=== Supplied data ===

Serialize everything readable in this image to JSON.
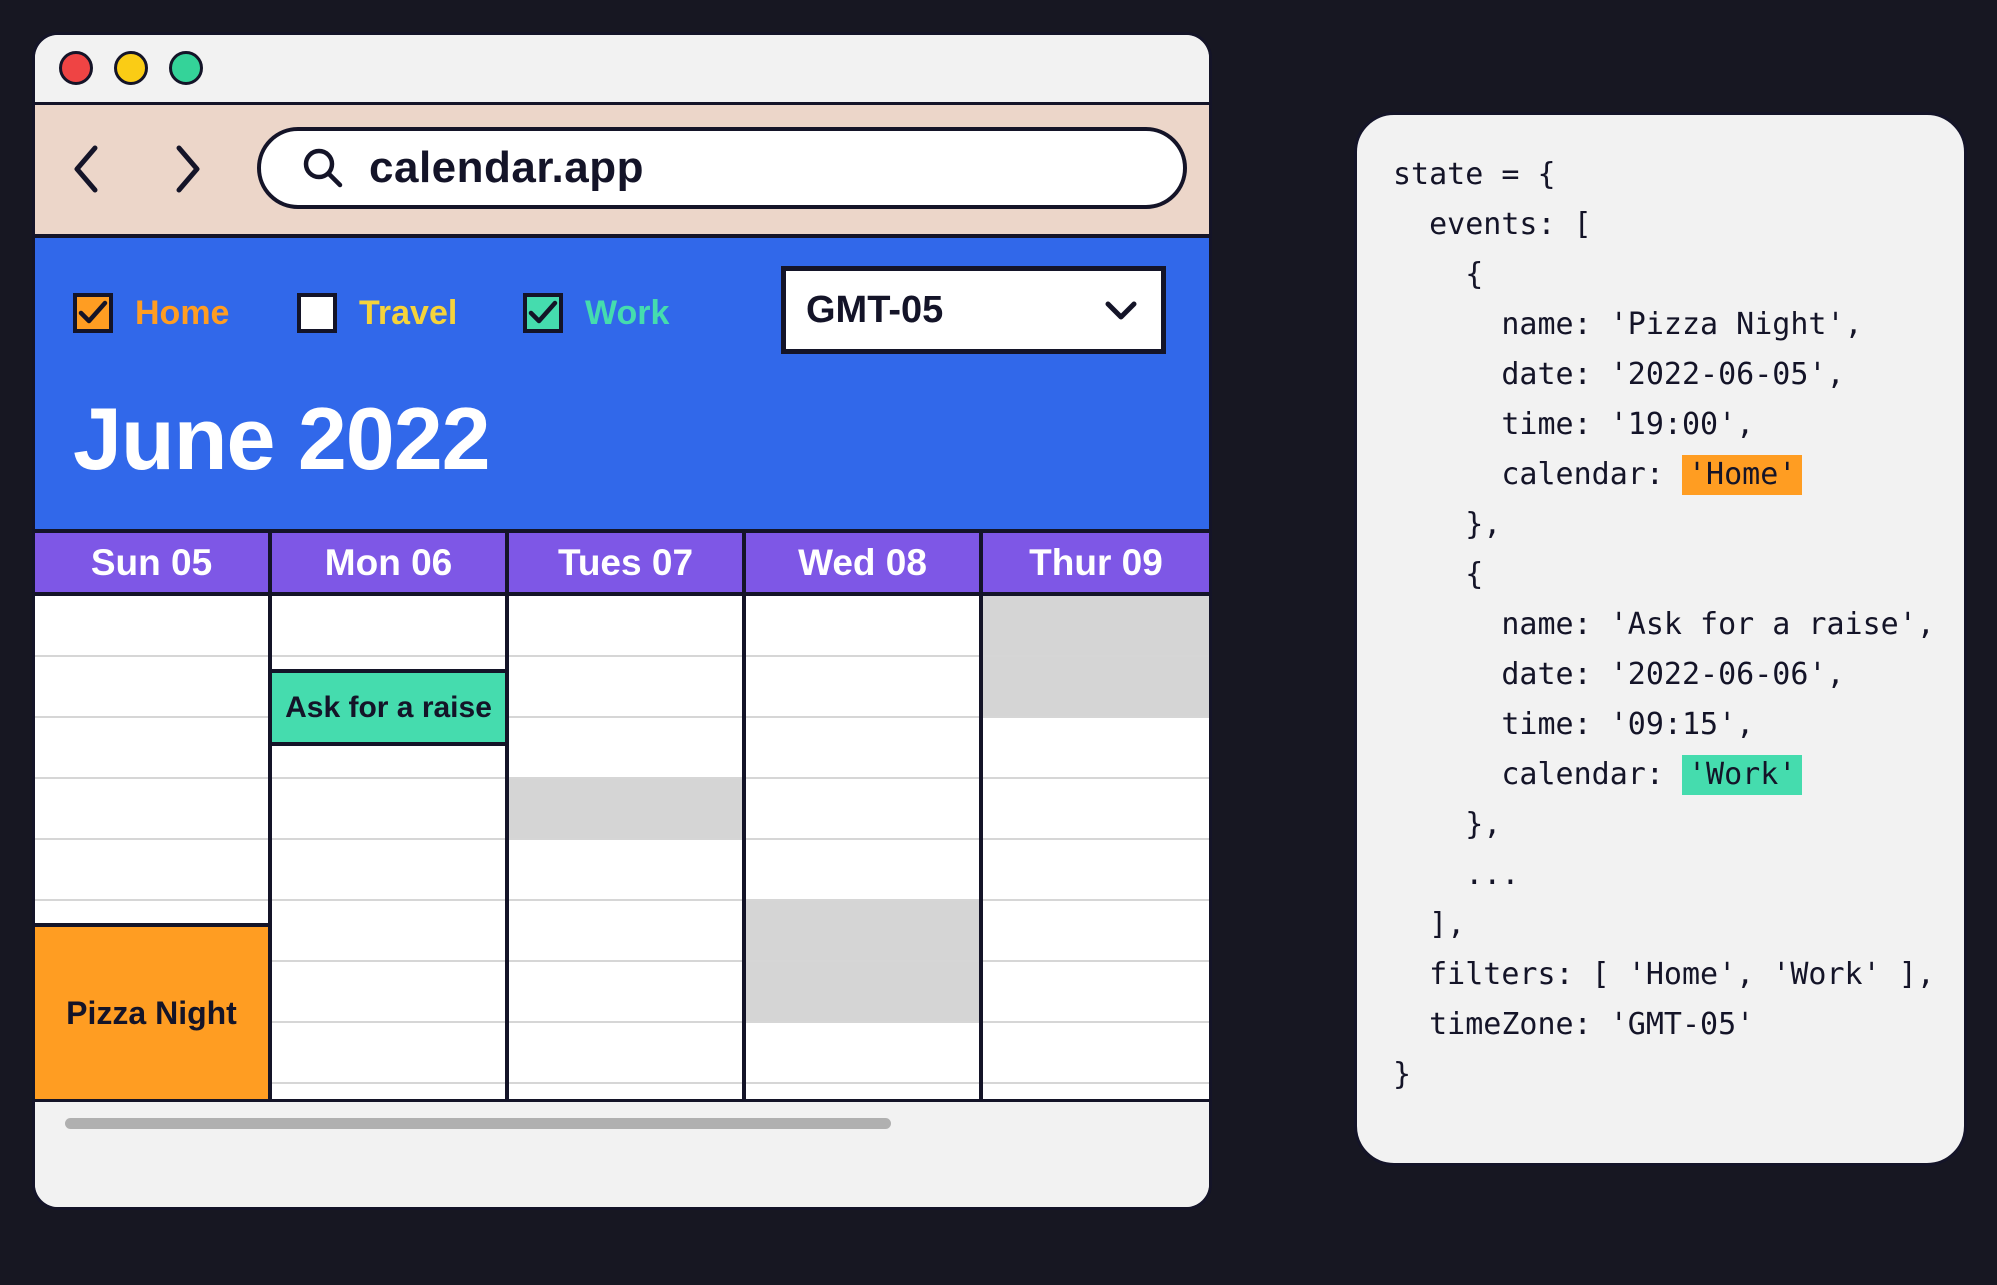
{
  "browser": {
    "url": "calendar.app"
  },
  "filters": [
    {
      "label": "Home",
      "checked": true,
      "color": "#ff9d22",
      "box_color": "#ff9d22"
    },
    {
      "label": "Travel",
      "checked": false,
      "color": "#f5d33b",
      "box_color": "#ffffff"
    },
    {
      "label": "Work",
      "checked": true,
      "color": "#45dcae",
      "box_color": "#45dcae"
    }
  ],
  "timezone": {
    "selected": "GMT-05"
  },
  "month_title": "June 2022",
  "days": [
    {
      "label": "Sun 05",
      "busy_slots": [],
      "event": {
        "name": "Pizza Night",
        "calendar": "home"
      }
    },
    {
      "label": "Mon 06",
      "busy_slots": [],
      "event": {
        "name": "Ask for a raise",
        "calendar": "work"
      }
    },
    {
      "label": "Tues 07",
      "busy_slots": [
        3
      ],
      "event": null
    },
    {
      "label": "Wed 08",
      "busy_slots": [
        5,
        6
      ],
      "event": null
    },
    {
      "label": "Thur 09",
      "busy_slots": [
        0,
        1
      ],
      "event": null
    }
  ],
  "code": {
    "l1": "state = {",
    "l2": "  events: [",
    "l3": "    {",
    "l4": "      name: 'Pizza Night',",
    "l5": "      date: '2022-06-05',",
    "l6": "      time: '19:00',",
    "l7_key": "      calendar: ",
    "l7_val": "'Home'",
    "l8": "    },",
    "l9": "    {",
    "l10": "      name: 'Ask for a raise',",
    "l11": "      date: '2022-06-06',",
    "l12": "      time: '09:15',",
    "l13_key": "      calendar: ",
    "l13_val": "'Work'",
    "l14": "    },",
    "l15": "    ...",
    "l16": "  ],",
    "l17": "  filters: [ 'Home', 'Work' ],",
    "l18": "  timeZone: 'GMT-05'",
    "l19": "}"
  },
  "colors": {
    "header_blue": "#3168ea",
    "day_header_purple": "#7e57e6",
    "home_orange": "#ff9d22",
    "work_green": "#45dcae",
    "busy_gray": "#d5d5d5",
    "ink": "#141428"
  }
}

===

Task objective – Write out the material above again, word for word, minus its pictures.

Reply to the task –
Serialize everything readable in this image to JSON.
{
  "browser": {
    "url": "calendar.app"
  },
  "filters": [
    {
      "label": "Home",
      "checked": true,
      "color": "#ff9d22",
      "box_color": "#ff9d22"
    },
    {
      "label": "Travel",
      "checked": false,
      "color": "#f5d33b",
      "box_color": "#ffffff"
    },
    {
      "label": "Work",
      "checked": true,
      "color": "#45dcae",
      "box_color": "#45dcae"
    }
  ],
  "timezone": {
    "selected": "GMT-05"
  },
  "month_title": "June 2022",
  "days": [
    {
      "label": "Sun 05",
      "busy_slots": [],
      "event": {
        "name": "Pizza Night",
        "calendar": "home"
      }
    },
    {
      "label": "Mon 06",
      "busy_slots": [],
      "event": {
        "name": "Ask for a raise",
        "calendar": "work"
      }
    },
    {
      "label": "Tues 07",
      "busy_slots": [
        3
      ],
      "event": null
    },
    {
      "label": "Wed 08",
      "busy_slots": [
        5,
        6
      ],
      "event": null
    },
    {
      "label": "Thur 09",
      "busy_slots": [
        0,
        1
      ],
      "event": null
    }
  ],
  "code": {
    "l1": "state = {",
    "l2": "  events: [",
    "l3": "    {",
    "l4": "      name: 'Pizza Night',",
    "l5": "      date: '2022-06-05',",
    "l6": "      time: '19:00',",
    "l7_key": "      calendar: ",
    "l7_val": "'Home'",
    "l8": "    },",
    "l9": "    {",
    "l10": "      name: 'Ask for a raise',",
    "l11": "      date: '2022-06-06',",
    "l12": "      time: '09:15',",
    "l13_key": "      calendar: ",
    "l13_val": "'Work'",
    "l14": "    },",
    "l15": "    ...",
    "l16": "  ],",
    "l17": "  filters: [ 'Home', 'Work' ],",
    "l18": "  timeZone: 'GMT-05'",
    "l19": "}"
  },
  "colors": {
    "header_blue": "#3168ea",
    "day_header_purple": "#7e57e6",
    "home_orange": "#ff9d22",
    "work_green": "#45dcae",
    "busy_gray": "#d5d5d5",
    "ink": "#141428"
  }
}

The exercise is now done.